§ **EXERCISE AIM**: Lines containing the string "exercido" are to be counted; report the number and nothing more.

Records from a dataset
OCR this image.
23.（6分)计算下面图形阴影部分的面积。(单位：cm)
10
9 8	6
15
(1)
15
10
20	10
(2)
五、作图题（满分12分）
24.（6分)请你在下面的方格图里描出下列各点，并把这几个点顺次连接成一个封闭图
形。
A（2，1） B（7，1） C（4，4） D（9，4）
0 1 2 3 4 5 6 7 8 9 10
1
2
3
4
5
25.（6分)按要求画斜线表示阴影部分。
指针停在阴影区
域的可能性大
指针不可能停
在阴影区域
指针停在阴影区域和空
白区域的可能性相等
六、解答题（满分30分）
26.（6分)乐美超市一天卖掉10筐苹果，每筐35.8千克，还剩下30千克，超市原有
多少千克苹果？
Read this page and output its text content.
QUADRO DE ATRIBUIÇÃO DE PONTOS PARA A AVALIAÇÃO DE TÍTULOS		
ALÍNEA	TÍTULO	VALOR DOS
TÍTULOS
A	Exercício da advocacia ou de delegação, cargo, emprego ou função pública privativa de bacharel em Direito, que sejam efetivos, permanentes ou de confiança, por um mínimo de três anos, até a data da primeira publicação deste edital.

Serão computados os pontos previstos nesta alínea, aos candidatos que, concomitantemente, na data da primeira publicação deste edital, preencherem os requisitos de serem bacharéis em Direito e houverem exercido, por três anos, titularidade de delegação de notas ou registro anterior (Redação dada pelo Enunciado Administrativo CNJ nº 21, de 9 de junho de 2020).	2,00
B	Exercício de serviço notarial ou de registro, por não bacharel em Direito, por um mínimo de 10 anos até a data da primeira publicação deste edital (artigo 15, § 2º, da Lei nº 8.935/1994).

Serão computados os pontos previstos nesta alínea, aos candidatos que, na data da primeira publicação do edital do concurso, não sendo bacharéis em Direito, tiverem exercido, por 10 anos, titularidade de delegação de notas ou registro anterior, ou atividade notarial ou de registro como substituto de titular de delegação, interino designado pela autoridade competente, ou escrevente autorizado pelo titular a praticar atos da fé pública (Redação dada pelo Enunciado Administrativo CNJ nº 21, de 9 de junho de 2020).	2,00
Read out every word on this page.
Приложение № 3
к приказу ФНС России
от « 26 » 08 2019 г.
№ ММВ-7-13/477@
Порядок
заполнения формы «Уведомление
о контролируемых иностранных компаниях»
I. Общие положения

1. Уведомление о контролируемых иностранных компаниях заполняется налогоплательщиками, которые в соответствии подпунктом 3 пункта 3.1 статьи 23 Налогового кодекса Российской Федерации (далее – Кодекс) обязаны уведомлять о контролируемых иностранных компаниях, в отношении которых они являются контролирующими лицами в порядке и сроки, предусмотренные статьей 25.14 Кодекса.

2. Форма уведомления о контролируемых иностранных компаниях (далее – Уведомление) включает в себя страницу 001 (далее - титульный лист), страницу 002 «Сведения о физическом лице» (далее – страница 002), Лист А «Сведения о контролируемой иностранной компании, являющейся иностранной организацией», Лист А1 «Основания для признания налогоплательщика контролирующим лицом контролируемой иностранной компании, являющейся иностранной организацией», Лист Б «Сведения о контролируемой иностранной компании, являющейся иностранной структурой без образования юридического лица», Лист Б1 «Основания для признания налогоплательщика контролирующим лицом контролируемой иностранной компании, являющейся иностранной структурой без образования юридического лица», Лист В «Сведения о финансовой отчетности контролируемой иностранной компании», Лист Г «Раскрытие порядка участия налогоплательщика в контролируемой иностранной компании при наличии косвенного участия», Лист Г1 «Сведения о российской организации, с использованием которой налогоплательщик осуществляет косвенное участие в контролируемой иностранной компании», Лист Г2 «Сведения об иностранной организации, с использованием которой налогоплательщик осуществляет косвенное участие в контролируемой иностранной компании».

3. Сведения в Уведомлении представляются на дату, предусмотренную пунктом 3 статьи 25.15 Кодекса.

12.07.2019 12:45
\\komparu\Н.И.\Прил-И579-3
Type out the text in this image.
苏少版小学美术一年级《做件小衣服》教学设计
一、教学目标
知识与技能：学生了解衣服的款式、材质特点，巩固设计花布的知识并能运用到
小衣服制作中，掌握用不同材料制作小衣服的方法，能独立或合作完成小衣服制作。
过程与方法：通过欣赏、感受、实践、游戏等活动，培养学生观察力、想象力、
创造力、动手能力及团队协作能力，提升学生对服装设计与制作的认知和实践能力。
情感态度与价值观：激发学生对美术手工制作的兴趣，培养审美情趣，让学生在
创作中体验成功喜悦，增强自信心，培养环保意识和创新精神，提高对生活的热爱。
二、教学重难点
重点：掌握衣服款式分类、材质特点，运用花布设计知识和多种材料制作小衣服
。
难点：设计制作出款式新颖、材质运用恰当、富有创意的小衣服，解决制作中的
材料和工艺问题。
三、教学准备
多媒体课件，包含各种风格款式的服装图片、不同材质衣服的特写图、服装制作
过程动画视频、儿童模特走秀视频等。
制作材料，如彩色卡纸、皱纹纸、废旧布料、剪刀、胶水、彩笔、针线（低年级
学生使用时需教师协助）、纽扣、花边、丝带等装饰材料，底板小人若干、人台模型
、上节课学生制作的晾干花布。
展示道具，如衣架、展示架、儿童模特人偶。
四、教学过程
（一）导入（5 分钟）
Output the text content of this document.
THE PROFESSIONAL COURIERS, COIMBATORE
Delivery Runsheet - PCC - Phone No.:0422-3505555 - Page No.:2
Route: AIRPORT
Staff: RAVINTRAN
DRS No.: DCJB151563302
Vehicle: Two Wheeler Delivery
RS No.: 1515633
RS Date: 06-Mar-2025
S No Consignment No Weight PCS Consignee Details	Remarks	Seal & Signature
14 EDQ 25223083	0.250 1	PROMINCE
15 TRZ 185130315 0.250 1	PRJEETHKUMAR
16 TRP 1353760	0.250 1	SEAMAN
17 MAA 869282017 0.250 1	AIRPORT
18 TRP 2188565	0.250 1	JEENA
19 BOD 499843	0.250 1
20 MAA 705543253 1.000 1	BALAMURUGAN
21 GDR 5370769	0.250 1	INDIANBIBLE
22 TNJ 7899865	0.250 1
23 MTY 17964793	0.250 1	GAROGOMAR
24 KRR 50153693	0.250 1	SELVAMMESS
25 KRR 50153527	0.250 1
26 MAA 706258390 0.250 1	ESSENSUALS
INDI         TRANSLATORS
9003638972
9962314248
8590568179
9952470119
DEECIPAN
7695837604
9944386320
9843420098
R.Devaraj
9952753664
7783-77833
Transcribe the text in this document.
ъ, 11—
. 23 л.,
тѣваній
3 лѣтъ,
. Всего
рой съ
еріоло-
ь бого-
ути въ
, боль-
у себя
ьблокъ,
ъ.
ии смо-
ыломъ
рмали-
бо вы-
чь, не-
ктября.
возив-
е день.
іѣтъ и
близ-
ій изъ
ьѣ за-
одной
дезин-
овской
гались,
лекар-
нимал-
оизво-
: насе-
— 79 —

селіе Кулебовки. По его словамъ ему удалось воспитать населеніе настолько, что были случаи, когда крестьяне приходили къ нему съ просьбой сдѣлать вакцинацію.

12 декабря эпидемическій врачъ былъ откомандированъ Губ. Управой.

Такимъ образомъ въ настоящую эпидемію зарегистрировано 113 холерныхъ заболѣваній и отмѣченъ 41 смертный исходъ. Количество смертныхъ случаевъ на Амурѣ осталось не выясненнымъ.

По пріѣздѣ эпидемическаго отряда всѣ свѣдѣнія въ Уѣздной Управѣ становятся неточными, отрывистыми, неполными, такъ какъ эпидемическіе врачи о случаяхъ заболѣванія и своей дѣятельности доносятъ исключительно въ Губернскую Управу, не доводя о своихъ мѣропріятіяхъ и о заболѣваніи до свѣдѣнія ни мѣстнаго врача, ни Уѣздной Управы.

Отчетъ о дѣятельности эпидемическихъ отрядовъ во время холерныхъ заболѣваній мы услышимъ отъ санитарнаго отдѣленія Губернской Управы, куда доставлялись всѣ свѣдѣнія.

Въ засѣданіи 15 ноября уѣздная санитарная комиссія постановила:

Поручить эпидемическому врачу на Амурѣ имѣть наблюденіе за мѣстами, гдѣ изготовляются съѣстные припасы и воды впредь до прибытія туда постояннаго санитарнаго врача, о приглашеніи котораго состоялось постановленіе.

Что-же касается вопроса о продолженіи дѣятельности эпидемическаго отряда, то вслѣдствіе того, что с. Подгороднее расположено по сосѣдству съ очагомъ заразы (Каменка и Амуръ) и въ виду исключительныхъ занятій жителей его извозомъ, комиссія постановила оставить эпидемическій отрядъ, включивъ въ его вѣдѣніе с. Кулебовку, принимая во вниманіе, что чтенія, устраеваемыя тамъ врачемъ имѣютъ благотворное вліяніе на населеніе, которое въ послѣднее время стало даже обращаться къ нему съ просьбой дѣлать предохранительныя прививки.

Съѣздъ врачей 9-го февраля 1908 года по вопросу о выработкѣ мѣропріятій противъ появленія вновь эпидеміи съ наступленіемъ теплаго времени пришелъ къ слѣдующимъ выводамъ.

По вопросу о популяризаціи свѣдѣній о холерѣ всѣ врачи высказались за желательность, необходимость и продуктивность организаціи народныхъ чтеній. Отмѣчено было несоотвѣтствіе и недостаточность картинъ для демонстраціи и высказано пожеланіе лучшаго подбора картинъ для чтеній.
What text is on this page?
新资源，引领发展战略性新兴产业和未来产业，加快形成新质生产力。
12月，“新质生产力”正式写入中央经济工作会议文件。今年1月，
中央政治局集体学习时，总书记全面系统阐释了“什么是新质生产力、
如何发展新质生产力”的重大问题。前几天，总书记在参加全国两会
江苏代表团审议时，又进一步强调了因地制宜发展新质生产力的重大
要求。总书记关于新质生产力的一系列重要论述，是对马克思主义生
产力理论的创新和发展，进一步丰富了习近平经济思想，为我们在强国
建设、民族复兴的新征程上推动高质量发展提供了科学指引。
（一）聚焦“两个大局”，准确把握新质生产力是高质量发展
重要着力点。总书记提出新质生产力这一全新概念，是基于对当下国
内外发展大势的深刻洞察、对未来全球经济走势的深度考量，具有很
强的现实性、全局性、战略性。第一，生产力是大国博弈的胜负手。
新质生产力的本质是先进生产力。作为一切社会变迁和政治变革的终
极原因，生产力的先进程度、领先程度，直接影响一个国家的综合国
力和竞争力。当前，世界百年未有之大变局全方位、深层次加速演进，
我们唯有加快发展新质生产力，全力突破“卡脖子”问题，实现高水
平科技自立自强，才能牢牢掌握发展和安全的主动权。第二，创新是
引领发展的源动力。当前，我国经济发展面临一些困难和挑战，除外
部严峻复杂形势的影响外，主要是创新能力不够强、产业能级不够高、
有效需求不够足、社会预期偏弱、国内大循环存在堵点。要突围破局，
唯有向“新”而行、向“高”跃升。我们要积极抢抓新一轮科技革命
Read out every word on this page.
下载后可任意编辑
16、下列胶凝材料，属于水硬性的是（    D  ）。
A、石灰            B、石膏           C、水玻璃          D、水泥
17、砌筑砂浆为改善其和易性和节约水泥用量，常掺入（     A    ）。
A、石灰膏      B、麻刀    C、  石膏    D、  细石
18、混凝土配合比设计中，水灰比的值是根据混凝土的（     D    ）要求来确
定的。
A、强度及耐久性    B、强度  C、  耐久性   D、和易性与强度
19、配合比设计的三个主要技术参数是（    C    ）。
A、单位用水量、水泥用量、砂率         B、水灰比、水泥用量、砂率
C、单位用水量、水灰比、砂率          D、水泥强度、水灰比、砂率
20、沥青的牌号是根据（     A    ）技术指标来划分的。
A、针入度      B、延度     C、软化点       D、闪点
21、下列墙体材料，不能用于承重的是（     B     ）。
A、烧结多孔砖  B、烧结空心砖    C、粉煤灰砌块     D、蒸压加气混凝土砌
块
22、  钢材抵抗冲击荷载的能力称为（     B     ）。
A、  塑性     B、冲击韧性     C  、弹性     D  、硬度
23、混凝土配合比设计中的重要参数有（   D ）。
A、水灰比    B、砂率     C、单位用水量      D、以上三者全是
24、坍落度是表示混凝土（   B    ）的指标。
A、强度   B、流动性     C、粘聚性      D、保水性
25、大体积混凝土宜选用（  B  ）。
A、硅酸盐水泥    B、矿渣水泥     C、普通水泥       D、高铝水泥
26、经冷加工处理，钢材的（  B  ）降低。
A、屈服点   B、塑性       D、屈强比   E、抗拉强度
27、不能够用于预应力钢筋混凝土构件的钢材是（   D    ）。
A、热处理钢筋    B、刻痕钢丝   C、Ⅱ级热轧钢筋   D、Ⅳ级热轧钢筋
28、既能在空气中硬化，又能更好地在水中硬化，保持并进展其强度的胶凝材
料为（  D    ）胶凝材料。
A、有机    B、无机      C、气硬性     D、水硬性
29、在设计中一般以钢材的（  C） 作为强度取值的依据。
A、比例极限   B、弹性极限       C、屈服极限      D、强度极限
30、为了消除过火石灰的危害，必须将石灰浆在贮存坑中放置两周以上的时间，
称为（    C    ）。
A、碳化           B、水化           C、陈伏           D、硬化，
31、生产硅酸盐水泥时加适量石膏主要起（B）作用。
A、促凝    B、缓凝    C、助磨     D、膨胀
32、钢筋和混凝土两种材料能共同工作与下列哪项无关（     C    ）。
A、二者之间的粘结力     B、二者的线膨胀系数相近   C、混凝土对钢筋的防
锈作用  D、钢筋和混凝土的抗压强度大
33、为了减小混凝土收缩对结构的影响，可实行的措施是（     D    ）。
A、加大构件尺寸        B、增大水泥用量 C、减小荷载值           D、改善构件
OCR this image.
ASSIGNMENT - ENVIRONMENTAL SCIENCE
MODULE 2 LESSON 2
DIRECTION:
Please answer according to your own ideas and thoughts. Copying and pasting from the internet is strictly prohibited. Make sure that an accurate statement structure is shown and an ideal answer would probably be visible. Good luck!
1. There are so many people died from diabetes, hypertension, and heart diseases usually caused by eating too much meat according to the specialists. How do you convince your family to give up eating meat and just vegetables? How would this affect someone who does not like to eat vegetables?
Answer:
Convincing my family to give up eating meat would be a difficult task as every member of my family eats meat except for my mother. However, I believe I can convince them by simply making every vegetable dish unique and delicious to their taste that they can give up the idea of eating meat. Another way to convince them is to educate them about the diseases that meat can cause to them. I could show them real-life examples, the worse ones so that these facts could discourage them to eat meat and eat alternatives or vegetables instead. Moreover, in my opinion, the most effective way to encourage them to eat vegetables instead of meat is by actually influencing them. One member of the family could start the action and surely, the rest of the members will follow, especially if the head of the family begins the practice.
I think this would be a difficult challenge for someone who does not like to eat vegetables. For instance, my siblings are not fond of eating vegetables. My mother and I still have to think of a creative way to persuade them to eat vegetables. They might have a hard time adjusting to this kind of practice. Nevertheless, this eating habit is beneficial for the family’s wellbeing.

§ **RESULT BELOW**: 2